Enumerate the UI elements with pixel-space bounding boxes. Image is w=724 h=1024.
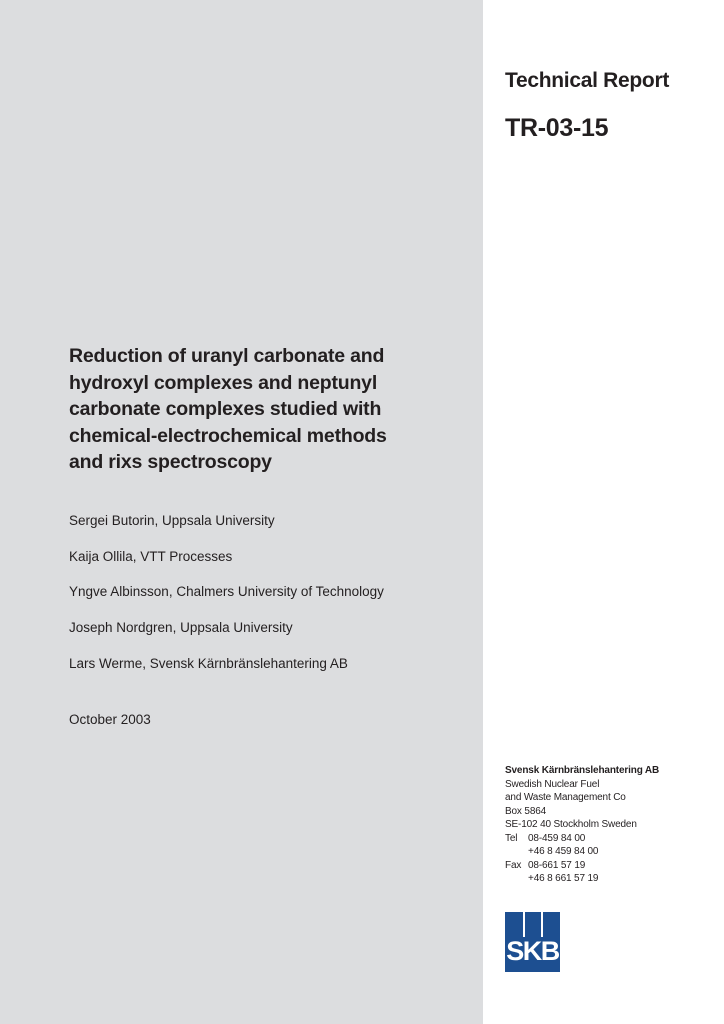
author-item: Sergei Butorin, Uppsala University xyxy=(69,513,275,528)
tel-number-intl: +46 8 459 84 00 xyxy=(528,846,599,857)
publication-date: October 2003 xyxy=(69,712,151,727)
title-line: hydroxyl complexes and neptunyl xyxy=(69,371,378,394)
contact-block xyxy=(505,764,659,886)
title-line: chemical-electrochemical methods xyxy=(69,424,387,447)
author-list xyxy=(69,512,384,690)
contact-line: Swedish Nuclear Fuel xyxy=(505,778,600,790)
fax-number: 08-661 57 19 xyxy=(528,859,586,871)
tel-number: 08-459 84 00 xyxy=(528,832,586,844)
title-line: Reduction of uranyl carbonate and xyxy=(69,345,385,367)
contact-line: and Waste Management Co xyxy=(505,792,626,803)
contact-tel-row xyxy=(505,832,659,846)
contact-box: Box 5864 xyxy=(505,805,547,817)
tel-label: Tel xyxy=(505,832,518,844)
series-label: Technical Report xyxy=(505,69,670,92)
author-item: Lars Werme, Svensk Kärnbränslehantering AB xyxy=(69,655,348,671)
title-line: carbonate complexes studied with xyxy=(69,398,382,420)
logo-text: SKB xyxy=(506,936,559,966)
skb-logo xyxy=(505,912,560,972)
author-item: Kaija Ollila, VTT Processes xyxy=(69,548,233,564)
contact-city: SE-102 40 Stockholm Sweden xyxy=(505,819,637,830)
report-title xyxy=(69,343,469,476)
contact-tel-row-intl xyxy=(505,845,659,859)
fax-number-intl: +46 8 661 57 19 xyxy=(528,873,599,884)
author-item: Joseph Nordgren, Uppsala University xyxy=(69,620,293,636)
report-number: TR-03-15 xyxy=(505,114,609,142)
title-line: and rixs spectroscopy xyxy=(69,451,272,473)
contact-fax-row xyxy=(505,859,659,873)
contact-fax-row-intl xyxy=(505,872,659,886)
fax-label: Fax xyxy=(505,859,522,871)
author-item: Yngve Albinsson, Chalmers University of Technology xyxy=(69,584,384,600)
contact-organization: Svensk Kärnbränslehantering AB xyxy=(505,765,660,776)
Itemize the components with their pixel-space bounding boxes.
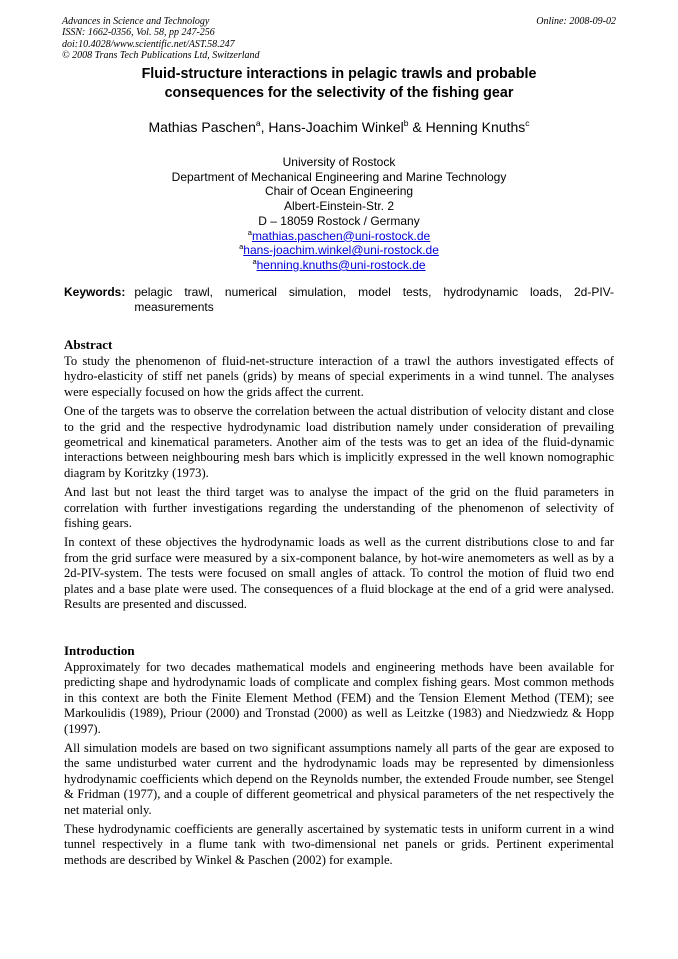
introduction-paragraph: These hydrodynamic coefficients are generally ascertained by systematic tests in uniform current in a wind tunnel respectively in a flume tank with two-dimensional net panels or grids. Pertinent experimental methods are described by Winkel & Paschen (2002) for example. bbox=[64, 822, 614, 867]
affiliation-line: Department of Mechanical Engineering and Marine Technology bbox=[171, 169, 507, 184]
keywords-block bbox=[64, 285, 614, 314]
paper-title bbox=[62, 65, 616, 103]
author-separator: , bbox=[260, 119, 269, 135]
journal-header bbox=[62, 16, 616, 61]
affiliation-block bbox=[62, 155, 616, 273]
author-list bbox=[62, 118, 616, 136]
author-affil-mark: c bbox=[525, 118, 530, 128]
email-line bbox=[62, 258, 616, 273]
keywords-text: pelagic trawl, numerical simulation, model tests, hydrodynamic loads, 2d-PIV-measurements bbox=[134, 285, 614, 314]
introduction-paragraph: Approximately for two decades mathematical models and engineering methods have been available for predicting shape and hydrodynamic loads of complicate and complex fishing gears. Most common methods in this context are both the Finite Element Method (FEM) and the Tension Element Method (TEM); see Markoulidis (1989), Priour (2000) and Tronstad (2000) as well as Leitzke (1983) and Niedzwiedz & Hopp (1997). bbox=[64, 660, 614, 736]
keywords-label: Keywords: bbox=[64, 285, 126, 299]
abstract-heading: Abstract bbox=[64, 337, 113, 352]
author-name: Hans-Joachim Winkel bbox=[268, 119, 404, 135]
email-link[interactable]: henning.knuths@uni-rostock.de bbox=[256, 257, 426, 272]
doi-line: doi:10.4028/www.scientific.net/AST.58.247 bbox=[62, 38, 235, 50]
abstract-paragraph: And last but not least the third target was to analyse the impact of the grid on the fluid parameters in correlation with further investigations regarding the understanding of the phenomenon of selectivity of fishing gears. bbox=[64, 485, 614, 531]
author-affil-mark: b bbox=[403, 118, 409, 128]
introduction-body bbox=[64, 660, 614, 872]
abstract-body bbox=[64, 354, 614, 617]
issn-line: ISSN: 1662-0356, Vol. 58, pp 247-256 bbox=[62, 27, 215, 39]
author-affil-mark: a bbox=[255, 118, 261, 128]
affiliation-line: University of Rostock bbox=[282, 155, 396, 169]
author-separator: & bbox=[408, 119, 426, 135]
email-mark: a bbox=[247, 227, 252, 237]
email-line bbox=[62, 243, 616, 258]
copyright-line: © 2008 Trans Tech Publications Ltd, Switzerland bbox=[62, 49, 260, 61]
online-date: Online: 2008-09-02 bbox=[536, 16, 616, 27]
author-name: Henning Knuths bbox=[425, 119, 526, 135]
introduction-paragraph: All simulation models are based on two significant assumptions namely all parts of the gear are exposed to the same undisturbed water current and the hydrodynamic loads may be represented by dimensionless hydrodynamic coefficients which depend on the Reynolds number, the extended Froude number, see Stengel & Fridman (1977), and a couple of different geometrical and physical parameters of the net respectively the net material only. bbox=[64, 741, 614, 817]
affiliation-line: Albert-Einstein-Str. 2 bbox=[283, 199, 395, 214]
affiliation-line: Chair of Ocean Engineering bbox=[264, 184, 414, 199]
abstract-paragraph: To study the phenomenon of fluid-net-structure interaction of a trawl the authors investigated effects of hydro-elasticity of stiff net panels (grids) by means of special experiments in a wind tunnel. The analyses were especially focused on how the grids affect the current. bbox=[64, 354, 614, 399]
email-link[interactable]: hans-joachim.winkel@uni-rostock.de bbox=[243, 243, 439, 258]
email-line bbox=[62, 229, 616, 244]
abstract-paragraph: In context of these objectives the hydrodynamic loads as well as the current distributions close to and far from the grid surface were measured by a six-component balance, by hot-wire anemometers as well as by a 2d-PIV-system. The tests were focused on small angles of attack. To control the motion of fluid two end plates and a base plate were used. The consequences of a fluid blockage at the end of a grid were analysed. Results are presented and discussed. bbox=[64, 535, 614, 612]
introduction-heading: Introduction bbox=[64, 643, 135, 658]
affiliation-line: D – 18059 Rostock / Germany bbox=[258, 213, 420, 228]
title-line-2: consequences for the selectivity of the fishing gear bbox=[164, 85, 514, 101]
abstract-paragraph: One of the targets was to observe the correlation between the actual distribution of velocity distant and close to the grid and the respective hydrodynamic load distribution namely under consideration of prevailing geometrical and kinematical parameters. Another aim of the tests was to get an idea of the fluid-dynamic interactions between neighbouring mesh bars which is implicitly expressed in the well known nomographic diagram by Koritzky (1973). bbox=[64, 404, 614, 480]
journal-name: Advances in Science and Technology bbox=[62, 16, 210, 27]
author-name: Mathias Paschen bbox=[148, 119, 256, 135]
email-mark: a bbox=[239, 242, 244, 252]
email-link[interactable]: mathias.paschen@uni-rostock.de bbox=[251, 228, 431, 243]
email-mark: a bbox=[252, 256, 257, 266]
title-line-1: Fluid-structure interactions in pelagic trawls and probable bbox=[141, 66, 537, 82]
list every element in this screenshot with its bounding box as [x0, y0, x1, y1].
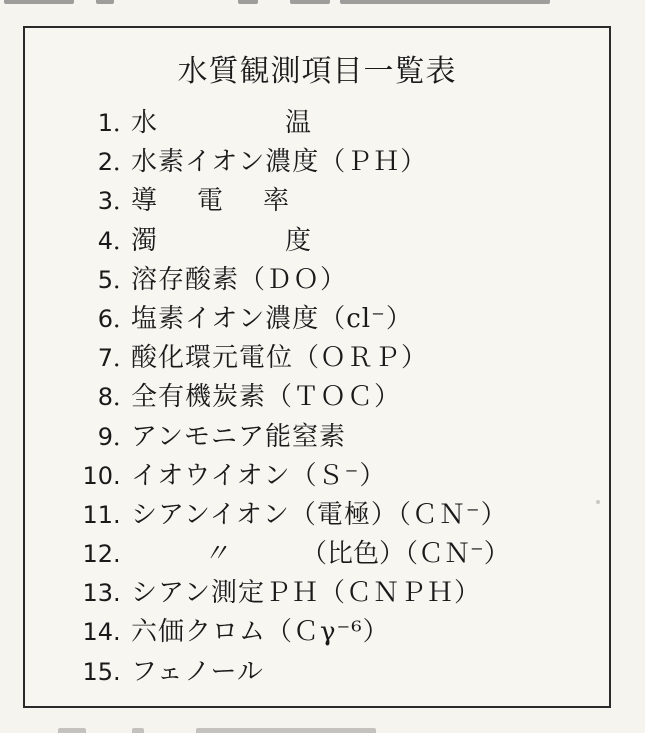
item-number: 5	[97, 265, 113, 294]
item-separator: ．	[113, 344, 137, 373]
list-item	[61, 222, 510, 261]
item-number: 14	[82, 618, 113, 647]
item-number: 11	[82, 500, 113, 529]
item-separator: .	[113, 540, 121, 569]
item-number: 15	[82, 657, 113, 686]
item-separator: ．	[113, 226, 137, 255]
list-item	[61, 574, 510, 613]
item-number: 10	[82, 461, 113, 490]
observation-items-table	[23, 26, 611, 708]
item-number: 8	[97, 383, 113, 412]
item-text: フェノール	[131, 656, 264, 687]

--------------------------------

THE PROBLEM:
Render the data as a numbered list with blank lines omitted, starting at the line that contains "265, 113, 294]" and continuing to the end of the data.

RESPONSE FOR THIS EXERCISE:
1. item-number: 5	[97, 265, 113, 294]
2. item-separator: ．	[113, 344, 137, 373]
3. list-item	[61, 222, 510, 261]
4. item-number: 14	[82, 618, 113, 647]
5. item-number: 11	[82, 500, 113, 529]
6. item-separator: .	[113, 540, 121, 569]
7. item-number: 15	[82, 657, 113, 686]
8. item-separator: ．	[113, 226, 137, 255]
9. list-item	[61, 574, 510, 613]
10. item-number: 10	[82, 461, 113, 490]
11. observation-items-table	[23, 26, 611, 708]
12. item-number: 8	[97, 383, 113, 412]
13. item-text: フェノール	[131, 656, 264, 687]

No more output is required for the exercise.